▶ **Exercise**:
Please give the listing again in its entirety, exactly as written.

[start]

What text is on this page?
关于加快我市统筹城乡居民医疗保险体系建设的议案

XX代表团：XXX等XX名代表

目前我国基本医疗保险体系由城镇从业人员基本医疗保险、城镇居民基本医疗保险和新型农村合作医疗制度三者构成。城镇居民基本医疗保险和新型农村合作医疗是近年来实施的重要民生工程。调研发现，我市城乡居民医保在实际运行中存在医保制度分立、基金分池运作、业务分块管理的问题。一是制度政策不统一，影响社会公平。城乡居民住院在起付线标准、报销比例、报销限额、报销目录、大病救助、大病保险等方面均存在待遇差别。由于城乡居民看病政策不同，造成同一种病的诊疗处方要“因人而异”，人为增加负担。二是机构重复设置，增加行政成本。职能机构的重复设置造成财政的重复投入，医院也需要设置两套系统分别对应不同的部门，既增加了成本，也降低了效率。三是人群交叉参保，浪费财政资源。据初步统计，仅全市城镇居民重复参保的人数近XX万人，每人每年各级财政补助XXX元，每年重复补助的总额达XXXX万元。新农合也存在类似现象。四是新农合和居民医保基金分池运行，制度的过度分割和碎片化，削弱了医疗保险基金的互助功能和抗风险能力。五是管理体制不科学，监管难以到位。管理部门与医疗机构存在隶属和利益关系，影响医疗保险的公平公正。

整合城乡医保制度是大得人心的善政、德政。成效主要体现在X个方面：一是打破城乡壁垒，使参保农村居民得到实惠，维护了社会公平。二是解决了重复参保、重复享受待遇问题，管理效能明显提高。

[end]

▶ **In response**:
What text is on this page?
关于加快我市统筹城乡居民医疗保险体系建设的议案

XX代表团：XXX等XX名代表

目前我国基本医疗保险体系由城镇从业人员基本医疗保险、城镇居民基本医疗保险和新型农村合作医疗制度三者构成。城镇居民基本医疗保险和新型农村合作医疗是近年来实施的重要民生工程。调研发现，我市城乡居民医保在实际运行中存在医保制度分立、基金分池运作、业务分块管理的问题。一是制度政策不统一，影响社会公平。城乡居民住院在起付线标准、报销比例、报销限额、报销目录、大病救助、大病保险等方面均存在待遇差别。由于城乡居民看病政策不同，造成同一种病的诊疗处方要“因人而异”，人为增加负担。二是机构重复设置，增加行政成本。职能机构的重复设置造成财政的重复投入，医院也需要设置两套系统分别对应不同的部门，既增加了成本，也降低了效率。三是人群交叉参保，浪费财政资源。据初步统计，仅全市城镇居民重复参保的人数近XX万人，每人每年各级财政补助XXX元，每年重复补助的总额达XXXX万元。新农合也存在类似现象。四是新农合和居民医保基金分池运行，制度的过度分割和碎片化，削弱了医疗保险基金的互助功能和抗风险能力。五是管理体制不科学，监管难以到位。管理部门与医疗机构存在隶属和利益关系，影响医疗保险的公平公正。

整合城乡医保制度是大得人心的善政、德政。成效主要体现在X个方面：一是打破城乡壁垒，使参保农村居民得到实惠，维护了社会公平。二是解决了重复参保、重复享受待遇问题，管理效能明显提高。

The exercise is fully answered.